WHAT TO DO =>
1 > In the piece about the visit to Wilson's, copy word for word the stretch from "I need to go" through "that there’s more.".
2 > Can you rewrite the paragraph beginning "There are two kinds of full" from the piece about the visit to Wilson's as a short bulleted list that keeps its main points?
3 > In the piece about the visit to Wilson's, whose book launch did the writer and Jack attend before walking there?

READING TEXT =>
···

Leave Them Wanting
Not hungry. Just not done.
Last week, Jack and I went to Brin Pirathapan’s book launch. Elevate — it looks gorgeous, by the way, go and take a look. Afterwards, the two of us slipped out and walked to Wilson’s. Walk-in, no reservation, two covers. Pretty ambitious. We didn’t get in — they were full, which is exactly what you’d expect. But Jan saw us at the door and waved us through to the kitchen anyway.
He called out an order for snacks and champagne without hesitating. We weren’t expecting it. We stood in the kitchen, Jan plating in front of us and handing them over himself, then going straight back to his tickets. Three things. A glass each. Twenty minutes of conversation while he plated and called the kitchen. Then we thanked him, left, and went for dinner somewhere else.
I need to go to Wilson’s properly. Not because they’re consistently noted in the all-important lists, but because three things eaten standing up in a kitchen left me more lit up about returning than some meals I’ve sat down to properly. The less I had, the more it opened.
There are two kinds of full, and they’re not the same. There’s the physical kind — done, properly done, couldn’t eat another thing. That’s the baseline; if a kitchen isn’t clearing that bar, something has gone wrong. But there’s the other kind too. The dish you didn’t order. The train home where you’re already arguing with yourself about what you’d choose differently next time. Not because anything was missing — because you’ve just been reminded that there’s more.

···

RECORD SET =>
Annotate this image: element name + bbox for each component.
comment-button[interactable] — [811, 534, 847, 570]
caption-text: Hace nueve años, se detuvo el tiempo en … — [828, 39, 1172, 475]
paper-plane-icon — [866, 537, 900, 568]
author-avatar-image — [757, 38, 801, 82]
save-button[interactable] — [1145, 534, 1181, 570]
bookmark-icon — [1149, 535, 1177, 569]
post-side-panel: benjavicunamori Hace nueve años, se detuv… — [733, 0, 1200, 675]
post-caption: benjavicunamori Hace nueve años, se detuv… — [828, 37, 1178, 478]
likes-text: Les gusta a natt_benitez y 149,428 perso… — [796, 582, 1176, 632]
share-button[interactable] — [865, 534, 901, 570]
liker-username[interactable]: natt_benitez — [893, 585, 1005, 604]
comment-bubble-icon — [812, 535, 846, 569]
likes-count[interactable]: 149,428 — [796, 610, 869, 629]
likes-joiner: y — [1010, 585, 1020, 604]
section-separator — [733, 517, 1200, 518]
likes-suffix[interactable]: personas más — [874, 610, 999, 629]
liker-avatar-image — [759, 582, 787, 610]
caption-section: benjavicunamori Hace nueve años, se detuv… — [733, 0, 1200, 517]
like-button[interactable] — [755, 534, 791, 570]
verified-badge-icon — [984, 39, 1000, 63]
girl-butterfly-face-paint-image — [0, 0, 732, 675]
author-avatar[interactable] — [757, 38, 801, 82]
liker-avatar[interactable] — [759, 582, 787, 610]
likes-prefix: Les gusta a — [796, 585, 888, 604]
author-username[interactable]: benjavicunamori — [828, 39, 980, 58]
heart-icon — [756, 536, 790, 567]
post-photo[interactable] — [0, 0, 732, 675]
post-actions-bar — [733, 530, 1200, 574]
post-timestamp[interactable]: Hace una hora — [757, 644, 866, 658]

···

FULL SOLUTIONS =>
1 >
I need to go to Wilson’s properly. Not because they’re consistently noted in the all-important lists, but because three things eaten standing up in a kitchen left me more lit up about returning than some meals I’ve sat down to properly. The less I had, the more it opened.
There are two kinds of full, and they’re not the same. There’s the physical kind — done, properly done, couldn’t eat another thing. That’s the baseline; if a kitchen isn’t clearing that bar, something has gone wrong. But there’s the other kind too. The dish you didn’t order. The train home where you’re already arguing with yourself about what you’d choose differently next time. Not because anything was missing — because you’ve just been reminded that there’s more.

2 >
- There are two kinds of full, and they differ.
- The physical kind means being properly done and unable to eat another thing. This is the baseline, and a kitchen that doesn't reach it has gone wrong.
- The other kind is the dish you didn't order, or the train home spent arguing with yourself about what you'd choose next time.
- It comes not from anything missing but from being reminded that there's more.

3 > Brin Pirathapan's.